:: Entries taken from a collection ::
━━━━━━━━━━━━━━━━━━━━━━━━━━━━━━
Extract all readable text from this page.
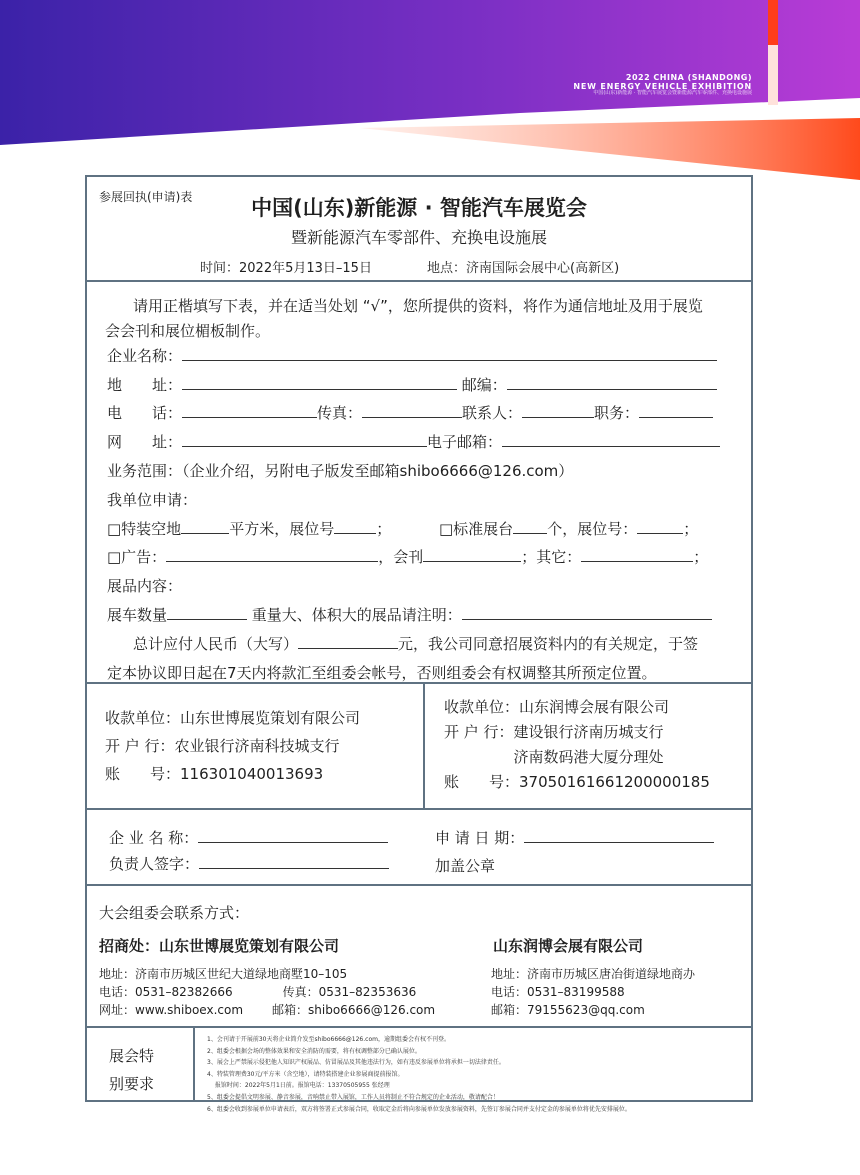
2022 CHINA (SHANDONG)
NEW ENERGY VEHICLE EXHIBITION
中国(山东)新能源 · 智能汽车展览会暨新能源汽车零部件、充换电设施展
参展回执(申请)表	中国(山东)新能源 · 智能汽车展览会
暨新能源汽车零部件、充换电设施展
时间：2022年5月13日–15日	地点：济南国际会展中心(高新区)
请用正楷填写下表，并在适当处划 “√”，您所提供的资料，将作为通信地址及用于展览
会会刊和展位楣板制作。
企业名称：
地　　址：	邮编：
电　　话：	传真：	联系人：	职务：
网　　址：	电子邮箱：
业务范围：（企业介绍，另附电子版发至邮箱shibo6666@126.com）
我单位申请：
□特装空地	平方米，展位号	；	□标准展台 个，展位号：	；
□广告：	，会刊	；其它：	；
展品内容：
展车数量	重量大、体积大的展品请注明：
总计应付人民币（大写）	元，我公司同意招展资料内的有关规定，于签
定本协议即日起在7天内将款汇至组委会帐号，否则组委会有权调整其所预定位置。
收款单位：山东世博展览策划有限公司
开 户 行：农业银行济南科技城支行
账　　号：116301040013693
收款单位：山东润博会展有限公司
开 户 行：建设银行济南历城支行
济南数码港大厦分理处
账　　号：37050161661200000185
企 业 名 称：
负责人签字：
申 请 日 期：
加盖公章
大会组委会联系方式：
招商处：山东世博展览策划有限公司	山东润博会展有限公司
地址：济南市历城区世纪大道绿地商墅10–105
电话：0531–82382666	传真：0531–82353636
网址：www.shiboex.com 邮箱：shibo6666@126.com
地址：济南市历城区唐冶街道绿地商办
电话：0531–83199588
邮箱：79155623@qq.com
展会特
别要求
1、会刊请于开展前30天将企业简介发至shibo6666@126.com，逾期组委会有权不刊登。
2、组委会根据会场的整体效果和安全消防的需要，将有权调整部分已确认展位。
3、展会上严禁展示侵犯他人知识产权展品、仿冒展品及其他违法行为，如有违反参展单位将承担一切法律责任。
4、特装管理费30元/平方米（含空地），请特装搭建企业参展商提前报馆。
　 报馆时间：2022年5月1日前。报馆电话：13370505955 张经理
5、组委会提倡文明参展、静音参展，音响禁止带入展馆，工作人员将制止不符合规定的企业活动，敬请配合！
6、组委会收到参展单位申请表后，双方将签署正式参展合同，收取定金后将向参展单位发放参展资料，先签订参展合同并支付定金的参展单位将优先安排展位。
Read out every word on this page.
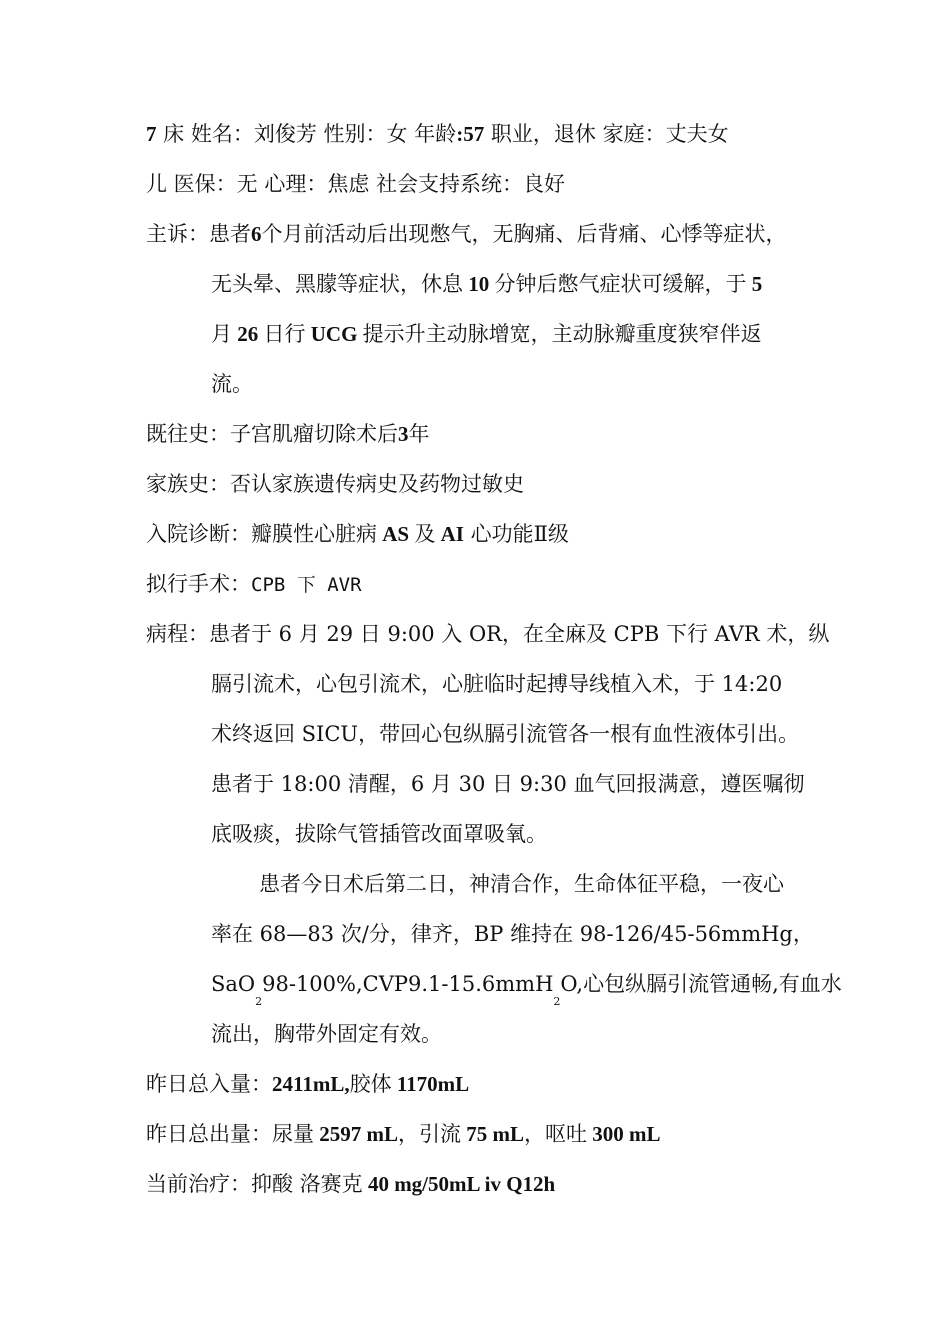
7 床 姓名：刘俊芳 性别：女 年龄:57 职业，退休 家庭：丈夫女
儿 医保：无 心理：焦虑 社会支持系统：良好
主诉：患者6个月前活动后出现憋气，无胸痛、后背痛、心悸等症状，
无头晕、黑朦等症状，休息 10 分钟后憋气症状可缓解，于 5
月 26 日行 UCG 提示升主动脉增宽，主动脉瓣重度狭窄伴返
流。
既往史：子宫肌瘤切除术后3年
家族史：否认家族遗传病史及药物过敏史
入院诊断：瓣膜性心脏病 AS 及 AI 心功能Ⅱ级
拟行手术：CPB 下 AVR
病程：患者于 6 月 29 日 9:00 入 OR，在全麻及 CPB 下行 AVR 术，纵
膈引流术，心包引流术，心脏临时起搏导线植入术，于 14:20
术终返回 SICU，带回心包纵膈引流管各一根有血性液体引出。
患者于 18:00 清醒，6 月 30 日 9:30 血气回报满意，遵医嘱彻
底吸痰，拔除气管插管改面罩吸氧。
患者今日术后第二日，神清合作，生命体征平稳，一夜心
率在 68—83 次/分，律齐，BP 维持在 98-126/45-56mmHg，
SaO$_2$98-100%,CVP9.1-15.6mmH$_2$O,心包纵膈引流管通畅,有血水
流出，胸带外固定有效。
昨日总入量：2411mL,胶体 1170mL
昨日总出量：尿量 2597 mL，引流 75 mL，呕吐 300 mL
当前治疗：抑酸 洛赛克 40 mg/50mL iv Q12h
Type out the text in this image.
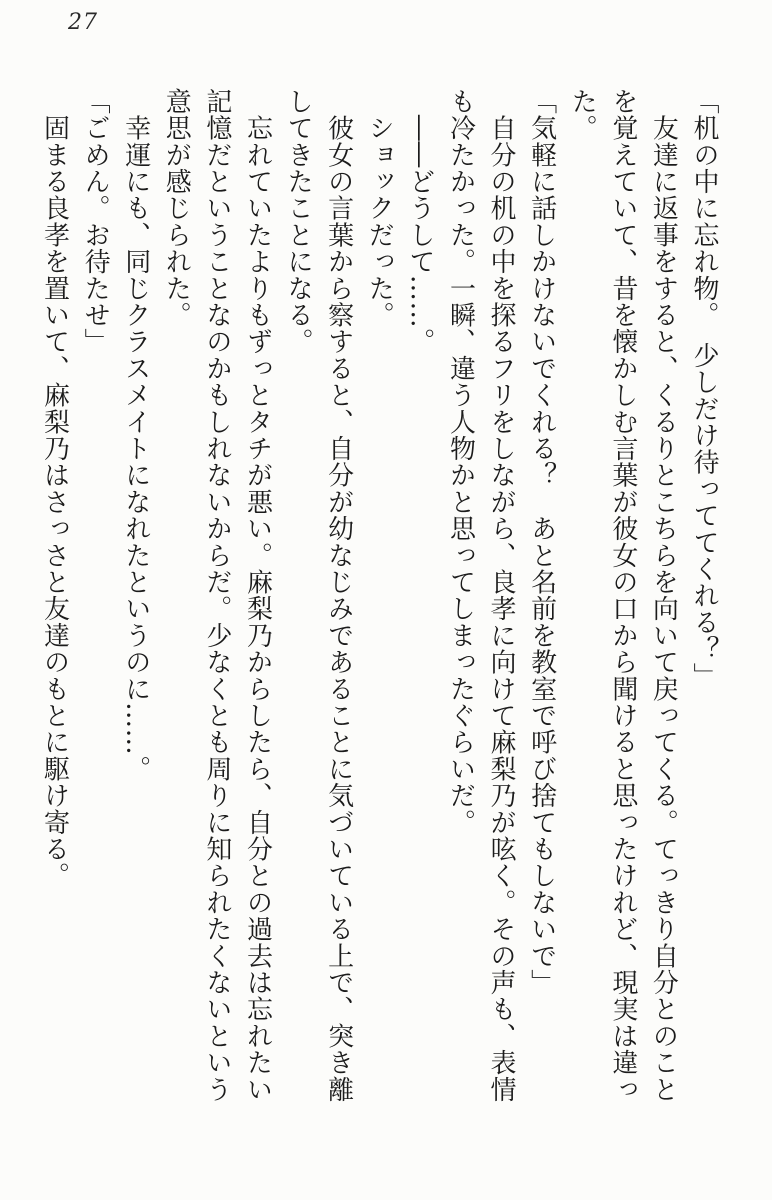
27
「机の中に忘れ物。　少しだけ待っててくれる？」
　友達に返事をすると、くるりとこちらを向いて戻ってくる。てっきり自分とのこと
を覚えていて、昔を懐かしむ言葉が彼女の口から聞けると思ったけれど、現実は違っ
た。
「気軽に話しかけないでくれる？　あと名前を教室で呼び捨てもしないで」
　自分の机の中を探るフリをしながら、良孝に向けて麻梨乃が呟く。その声も、表情
も冷たかった。一瞬、違う人物かと思ってしまったぐらいだ。
　――どうして……。
　ショックだった。
　彼女の言葉から察すると、自分が幼なじみであることに気づいている上で、突き離
してきたことになる。
　忘れていたよりもずっとタチが悪い。麻梨乃からしたら、自分との過去は忘れたい
記憶だということなのかもしれないからだ。少なくとも周りに知られたくないという
意思が感じられた。
　幸運にも、同じクラスメイトになれたというのに……。
「ごめん。お待たせ」
　固まる良孝を置いて、麻梨乃はさっさと友達のもとに駆け寄る。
━━━━━━━━━━━━━━━━━━━━━━━━━━━━━━
:: Exercise goal ::
Make an exact copy of all the material, but keep the pictures out of it.

:: Problem solution ::
Extract all readable text from this page.
2022 CHINA (SHANDONG)
NEW ENERGY VEHICLE EXHIBITION
中国(山东)新能源 · 智能汽车展览会暨新能源汽车零部件、充换电设施展
参展回执(申请)表	中国(山东)新能源 · 智能汽车展览会
暨新能源汽车零部件、充换电设施展
时间：2022年5月13日–15日	地点：济南国际会展中心(高新区)
请用正楷填写下表，并在适当处划 “√”，您所提供的资料，将作为通信地址及用于展览
会会刊和展位楣板制作。
企业名称：
地　　址：	邮编：
电　　话：	传真：	联系人：	职务：
网　　址：	电子邮箱：
业务范围：（企业介绍，另附电子版发至邮箱shibo6666@126.com）
我单位申请：
□特装空地	平方米，展位号	；	□标准展台 个，展位号：	；
□广告：	，会刊	；其它：	；
展品内容：
展车数量	重量大、体积大的展品请注明：
总计应付人民币（大写）	元，我公司同意招展资料内的有关规定，于签
定本协议即日起在7天内将款汇至组委会帐号，否则组委会有权调整其所预定位置。
收款单位：山东世博展览策划有限公司
开 户 行：农业银行济南科技城支行
账　　号：116301040013693
收款单位：山东润博会展有限公司
开 户 行：建设银行济南历城支行
济南数码港大厦分理处
账　　号：37050161661200000185
企 业 名 称：
负责人签字：
申 请 日 期：
加盖公章
大会组委会联系方式：
招商处：山东世博展览策划有限公司	山东润博会展有限公司
地址：济南市历城区世纪大道绿地商墅10–105
电话：0531–82382666	传真：0531–82353636
网址：www.shiboex.com 邮箱：shibo6666@126.com
地址：济南市历城区唐冶街道绿地商办
电话：0531–83199588
邮箱：79155623@qq.com
展会特
别要求
1、会刊请于开展前30天将企业简介发至shibo6666@126.com，逾期组委会有权不刊登。
2、组委会根据会场的整体效果和安全消防的需要，将有权调整部分已确认展位。
3、展会上严禁展示侵犯他人知识产权展品、仿冒展品及其他违法行为，如有违反参展单位将承担一切法律责任。
4、特装管理费30元/平方米（含空地），请特装搭建企业参展商提前报馆。
　 报馆时间：2022年5月1日前。报馆电话：13370505955 张经理
5、组委会提倡文明参展、静音参展，音响禁止带入展馆，工作人员将制止不符合规定的企业活动，敬请配合！
6、组委会收到参展单位申请表后，双方将签署正式参展合同，收取定金后将向参展单位发放参展资料，先签订参展合同并支付定金的参展单位将优先安排展位。
Read out every word on this page.
7 床 姓名：刘俊芳 性别：女 年龄:57 职业，退休 家庭：丈夫女
儿 医保：无 心理：焦虑 社会支持系统：良好
主诉：患者6个月前活动后出现憋气，无胸痛、后背痛、心悸等症状，
无头晕、黑朦等症状，休息 10 分钟后憋气症状可缓解，于 5
月 26 日行 UCG 提示升主动脉增宽，主动脉瓣重度狭窄伴返
流。
既往史：子宫肌瘤切除术后3年
家族史：否认家族遗传病史及药物过敏史
入院诊断：瓣膜性心脏病 AS 及 AI 心功能Ⅱ级
拟行手术：CPB 下 AVR
病程：患者于 6 月 29 日 9:00 入 OR，在全麻及 CPB 下行 AVR 术，纵
膈引流术，心包引流术，心脏临时起搏导线植入术，于 14:20
术终返回 SICU，带回心包纵膈引流管各一根有血性液体引出。
患者于 18:00 清醒，6 月 30 日 9:30 血气回报满意，遵医嘱彻
底吸痰，拔除气管插管改面罩吸氧。
患者今日术后第二日，神清合作，生命体征平稳，一夜心
率在 68—83 次/分，律齐，BP 维持在 98-126/45-56mmHg，
SaO$_2$98-100%,CVP9.1-15.6mmH$_2$O,心包纵膈引流管通畅,有血水
流出，胸带外固定有效。
昨日总入量：2411mL,胶体 1170mL
昨日总出量：尿量 2597 mL，引流 75 mL，呕吐 300 mL
当前治疗：抑酸 洛赛克 40 mg/50mL iv Q12h
Type out the text in this image.
27
「机の中に忘れ物。　少しだけ待っててくれる？」
　友達に返事をすると、くるりとこちらを向いて戻ってくる。てっきり自分とのこと
を覚えていて、昔を懐かしむ言葉が彼女の口から聞けると思ったけれど、現実は違っ
た。
「気軽に話しかけないでくれる？　あと名前を教室で呼び捨てもしないで」
　自分の机の中を探るフリをしながら、良孝に向けて麻梨乃が呟く。その声も、表情
も冷たかった。一瞬、違う人物かと思ってしまったぐらいだ。
　――どうして……。
　ショックだった。
　彼女の言葉から察すると、自分が幼なじみであることに気づいている上で、突き離
してきたことになる。
　忘れていたよりもずっとタチが悪い。麻梨乃からしたら、自分との過去は忘れたい
記憶だということなのかもしれないからだ。少なくとも周りに知られたくないという
意思が感じられた。
　幸運にも、同じクラスメイトになれたというのに……。
「ごめん。お待たせ」
　固まる良孝を置いて、麻梨乃はさっさと友達のもとに駆け寄る。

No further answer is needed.